Your goal: Return each line of the records holding the string "والمتروكين".

Records provided:
— start —

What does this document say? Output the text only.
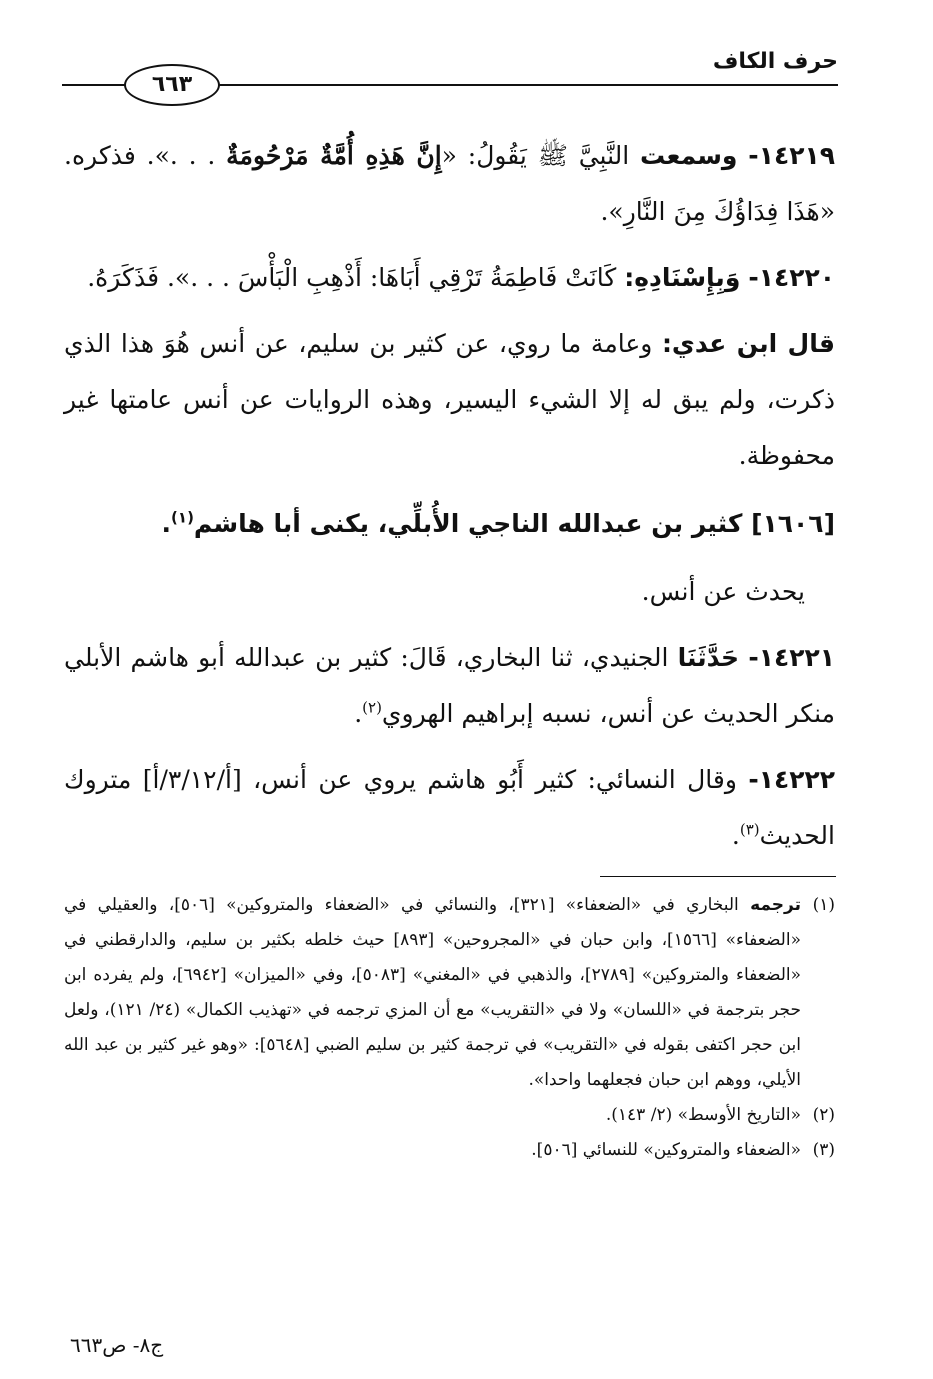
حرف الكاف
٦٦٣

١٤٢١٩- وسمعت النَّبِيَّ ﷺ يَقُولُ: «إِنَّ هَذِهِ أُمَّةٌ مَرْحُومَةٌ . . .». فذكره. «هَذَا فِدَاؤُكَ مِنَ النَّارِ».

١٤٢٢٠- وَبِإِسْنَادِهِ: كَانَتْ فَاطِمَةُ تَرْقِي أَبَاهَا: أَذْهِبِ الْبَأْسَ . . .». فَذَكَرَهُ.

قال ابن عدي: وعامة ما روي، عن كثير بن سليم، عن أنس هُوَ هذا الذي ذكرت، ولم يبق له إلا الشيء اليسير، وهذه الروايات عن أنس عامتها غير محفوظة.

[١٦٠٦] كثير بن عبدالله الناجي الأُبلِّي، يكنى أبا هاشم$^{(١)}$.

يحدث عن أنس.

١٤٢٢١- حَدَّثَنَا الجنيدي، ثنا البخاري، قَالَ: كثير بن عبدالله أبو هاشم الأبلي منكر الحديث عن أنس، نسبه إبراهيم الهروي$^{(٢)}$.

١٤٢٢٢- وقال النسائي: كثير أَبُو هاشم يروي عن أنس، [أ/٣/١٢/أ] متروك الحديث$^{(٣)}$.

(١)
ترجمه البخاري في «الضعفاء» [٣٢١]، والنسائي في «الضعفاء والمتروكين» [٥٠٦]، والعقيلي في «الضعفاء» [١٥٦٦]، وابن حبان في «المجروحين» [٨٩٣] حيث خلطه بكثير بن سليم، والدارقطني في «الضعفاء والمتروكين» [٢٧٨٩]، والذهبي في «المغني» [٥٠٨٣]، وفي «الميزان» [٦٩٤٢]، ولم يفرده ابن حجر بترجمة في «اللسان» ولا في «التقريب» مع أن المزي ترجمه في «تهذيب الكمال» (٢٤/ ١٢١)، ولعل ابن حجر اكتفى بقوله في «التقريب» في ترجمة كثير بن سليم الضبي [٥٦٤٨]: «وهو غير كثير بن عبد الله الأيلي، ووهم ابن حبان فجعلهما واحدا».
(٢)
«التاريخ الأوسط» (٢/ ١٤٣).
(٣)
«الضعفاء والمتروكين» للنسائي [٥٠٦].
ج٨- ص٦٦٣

— end —

Completed exercise:
ترجمه البخاري في «الضعفاء» [٣٢١]، والنسائي في «الضعفاء والمتروكين» [٥٠٦]، والعقيلي في «الضعفاء» [١٥٦٦]، وابن حبان في «المجروحين» [٨٩٣] حيث خلطه بكثير بن سليم، والدارقطني في «الضعفاء والمتروكين» [٢٧٨٩]، والذهبي في «المغني» [٥٠٨٣]، وفي «الميزان» [٦٩٤٢]، ولم يفرده ابن حجر بترجمة في «اللسان» ولا في «التقريب» مع أن المزي ترجمه في «تهذيب الكمال» (٢٤/ ١٢١)، ولعل ابن حجر اكتفى بقوله في «التقريب» في ترجمة كثير بن سليم الضبي [٥٦٤٨]: «وهو غير كثير بن عبد الله الأيلي، ووهم ابن حبان فجعلهما واحدا».
«الضعفاء والمتروكين» للنسائي [٥٠٦].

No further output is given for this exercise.